## BEGIN Record extracts

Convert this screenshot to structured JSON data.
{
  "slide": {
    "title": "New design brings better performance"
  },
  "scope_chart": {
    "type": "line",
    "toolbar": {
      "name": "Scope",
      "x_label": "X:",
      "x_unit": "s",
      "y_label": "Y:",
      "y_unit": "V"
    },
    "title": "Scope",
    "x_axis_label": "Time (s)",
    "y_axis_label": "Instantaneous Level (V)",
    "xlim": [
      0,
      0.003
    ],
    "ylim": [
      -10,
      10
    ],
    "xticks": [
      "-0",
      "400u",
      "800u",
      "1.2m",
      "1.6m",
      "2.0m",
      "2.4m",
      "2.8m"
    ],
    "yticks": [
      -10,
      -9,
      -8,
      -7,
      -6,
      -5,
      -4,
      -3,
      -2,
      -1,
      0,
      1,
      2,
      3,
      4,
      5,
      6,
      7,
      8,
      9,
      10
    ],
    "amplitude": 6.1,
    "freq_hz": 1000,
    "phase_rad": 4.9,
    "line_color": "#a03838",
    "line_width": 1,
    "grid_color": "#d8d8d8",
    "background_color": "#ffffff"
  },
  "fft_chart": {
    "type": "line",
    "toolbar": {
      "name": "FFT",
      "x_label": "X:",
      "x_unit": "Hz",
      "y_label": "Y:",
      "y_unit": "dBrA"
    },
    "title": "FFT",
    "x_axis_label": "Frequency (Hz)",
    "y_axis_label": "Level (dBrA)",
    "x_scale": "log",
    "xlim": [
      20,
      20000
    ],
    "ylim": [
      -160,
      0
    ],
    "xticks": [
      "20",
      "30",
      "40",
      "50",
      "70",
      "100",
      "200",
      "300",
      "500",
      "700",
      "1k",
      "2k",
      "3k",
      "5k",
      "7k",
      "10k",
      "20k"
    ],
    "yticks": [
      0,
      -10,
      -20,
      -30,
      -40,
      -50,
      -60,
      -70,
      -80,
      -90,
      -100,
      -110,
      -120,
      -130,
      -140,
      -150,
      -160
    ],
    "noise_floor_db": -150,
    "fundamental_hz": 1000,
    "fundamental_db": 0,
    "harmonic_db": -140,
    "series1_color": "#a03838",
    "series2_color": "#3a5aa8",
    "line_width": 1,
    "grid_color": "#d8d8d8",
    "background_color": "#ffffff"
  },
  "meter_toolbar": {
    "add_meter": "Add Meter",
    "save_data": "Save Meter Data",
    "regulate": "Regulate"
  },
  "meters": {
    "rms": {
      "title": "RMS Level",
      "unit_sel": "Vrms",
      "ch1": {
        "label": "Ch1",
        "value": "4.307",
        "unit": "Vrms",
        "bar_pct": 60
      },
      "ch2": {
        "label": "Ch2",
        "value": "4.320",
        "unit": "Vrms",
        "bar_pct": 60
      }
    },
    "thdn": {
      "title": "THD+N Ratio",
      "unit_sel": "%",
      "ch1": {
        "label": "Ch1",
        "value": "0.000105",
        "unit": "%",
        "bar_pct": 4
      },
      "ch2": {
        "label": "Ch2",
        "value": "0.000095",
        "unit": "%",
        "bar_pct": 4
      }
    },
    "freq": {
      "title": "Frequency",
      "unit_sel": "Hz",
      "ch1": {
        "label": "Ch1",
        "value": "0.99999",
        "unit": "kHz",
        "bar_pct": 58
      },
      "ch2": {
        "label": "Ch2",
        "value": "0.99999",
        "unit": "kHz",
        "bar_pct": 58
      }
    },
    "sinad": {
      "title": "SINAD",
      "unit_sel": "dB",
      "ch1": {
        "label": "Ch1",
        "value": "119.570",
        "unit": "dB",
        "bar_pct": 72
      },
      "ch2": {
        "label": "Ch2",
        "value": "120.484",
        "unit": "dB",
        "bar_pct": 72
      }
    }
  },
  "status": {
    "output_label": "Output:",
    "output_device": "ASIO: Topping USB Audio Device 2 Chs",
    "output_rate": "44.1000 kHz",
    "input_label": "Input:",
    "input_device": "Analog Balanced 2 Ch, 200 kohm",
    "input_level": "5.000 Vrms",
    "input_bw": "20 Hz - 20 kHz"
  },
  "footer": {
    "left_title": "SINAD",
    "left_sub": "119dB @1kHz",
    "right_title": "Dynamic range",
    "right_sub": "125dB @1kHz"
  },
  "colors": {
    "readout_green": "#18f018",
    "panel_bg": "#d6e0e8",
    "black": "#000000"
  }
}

## END Record extracts

## Do this
Restate the listing in full, word for word.

## Task response
Convert this screenshot to structured JSON data.
{
  "slide": {
    "title": "New design brings better performance"
  },
  "scope_chart": {
    "type": "line",
    "toolbar": {
      "name": "Scope",
      "x_label": "X:",
      "x_unit": "s",
      "y_label": "Y:",
      "y_unit": "V"
    },
    "title": "Scope",
    "x_axis_label": "Time (s)",
    "y_axis_label": "Instantaneous Level (V)",
    "xlim": [
      0,
      0.003
    ],
    "ylim": [
      -10,
      10
    ],
    "xticks": [
      "-0",
      "400u",
      "800u",
      "1.2m",
      "1.6m",
      "2.0m",
      "2.4m",
      "2.8m"
    ],
    "yticks": [
      -10,
      -9,
      -8,
      -7,
      -6,
      -5,
      -4,
      -3,
      -2,
      -1,
      0,
      1,
      2,
      3,
      4,
      5,
      6,
      7,
      8,
      9,
      10
    ],
    "amplitude": 6.1,
    "freq_hz": 1000,
    "phase_rad": 4.9,
    "line_color": "#a03838",
    "line_width": 1,
    "grid_color": "#d8d8d8",
    "background_color": "#ffffff"
  },
  "fft_chart": {
    "type": "line",
    "toolbar": {
      "name": "FFT",
      "x_label": "X:",
      "x_unit": "Hz",
      "y_label": "Y:",
      "y_unit": "dBrA"
    },
    "title": "FFT",
    "x_axis_label": "Frequency (Hz)",
    "y_axis_label": "Level (dBrA)",
    "x_scale": "log",
    "xlim": [
      20,
      20000
    ],
    "ylim": [
      -160,
      0
    ],
    "xticks": [
      "20",
      "30",
      "40",
      "50",
      "70",
      "100",
      "200",
      "300",
      "500",
      "700",
      "1k",
      "2k",
      "3k",
      "5k",
      "7k",
      "10k",
      "20k"
    ],
    "yticks": [
      0,
      -10,
      -20,
      -30,
      -40,
      -50,
      -60,
      -70,
      -80,
      -90,
      -100,
      -110,
      -120,
      -130,
      -140,
      -150,
      -160
    ],
    "noise_floor_db": -150,
    "fundamental_hz": 1000,
    "fundamental_db": 0,
    "harmonic_db": -140,
    "series1_color": "#a03838",
    "series2_color": "#3a5aa8",
    "line_width": 1,
    "grid_color": "#d8d8d8",
    "background_color": "#ffffff"
  },
  "meter_toolbar": {
    "add_meter": "Add Meter",
    "save_data": "Save Meter Data",
    "regulate": "Regulate"
  },
  "meters": {
    "rms": {
      "title": "RMS Level",
      "unit_sel": "Vrms",
      "ch1": {
        "label": "Ch1",
        "value": "4.307",
        "unit": "Vrms",
        "bar_pct": 60
      },
      "ch2": {
        "label": "Ch2",
        "value": "4.320",
        "unit": "Vrms",
        "bar_pct": 60
      }
    },
    "thdn": {
      "title": "THD+N Ratio",
      "unit_sel": "%",
      "ch1": {
        "label": "Ch1",
        "value": "0.000105",
        "unit": "%",
        "bar_pct": 4
      },
      "ch2": {
        "label": "Ch2",
        "value": "0.000095",
        "unit": "%",
        "bar_pct": 4
      }
    },
    "freq": {
      "title": "Frequency",
      "unit_sel": "Hz",
      "ch1": {
        "label": "Ch1",
        "value": "0.99999",
        "unit": "kHz",
        "bar_pct": 58
      },
      "ch2": {
        "label": "Ch2",
        "value": "0.99999",
        "unit": "kHz",
        "bar_pct": 58
      }
    },
    "sinad": {
      "title": "SINAD",
      "unit_sel": "dB",
      "ch1": {
        "label": "Ch1",
        "value": "119.570",
        "unit": "dB",
        "bar_pct": 72
      },
      "ch2": {
        "label": "Ch2",
        "value": "120.484",
        "unit": "dB",
        "bar_pct": 72
      }
    }
  },
  "status": {
    "output_label": "Output:",
    "output_device": "ASIO: Topping USB Audio Device 2 Chs",
    "output_rate": "44.1000 kHz",
    "input_label": "Input:",
    "input_device": "Analog Balanced 2 Ch, 200 kohm",
    "input_level": "5.000 Vrms",
    "input_bw": "20 Hz - 20 kHz"
  },
  "footer": {
    "left_title": "SINAD",
    "left_sub": "119dB @1kHz",
    "right_title": "Dynamic range",
    "right_sub": "125dB @1kHz"
  },
  "colors": {
    "readout_green": "#18f018",
    "panel_bg": "#d6e0e8",
    "black": "#000000"
  }
}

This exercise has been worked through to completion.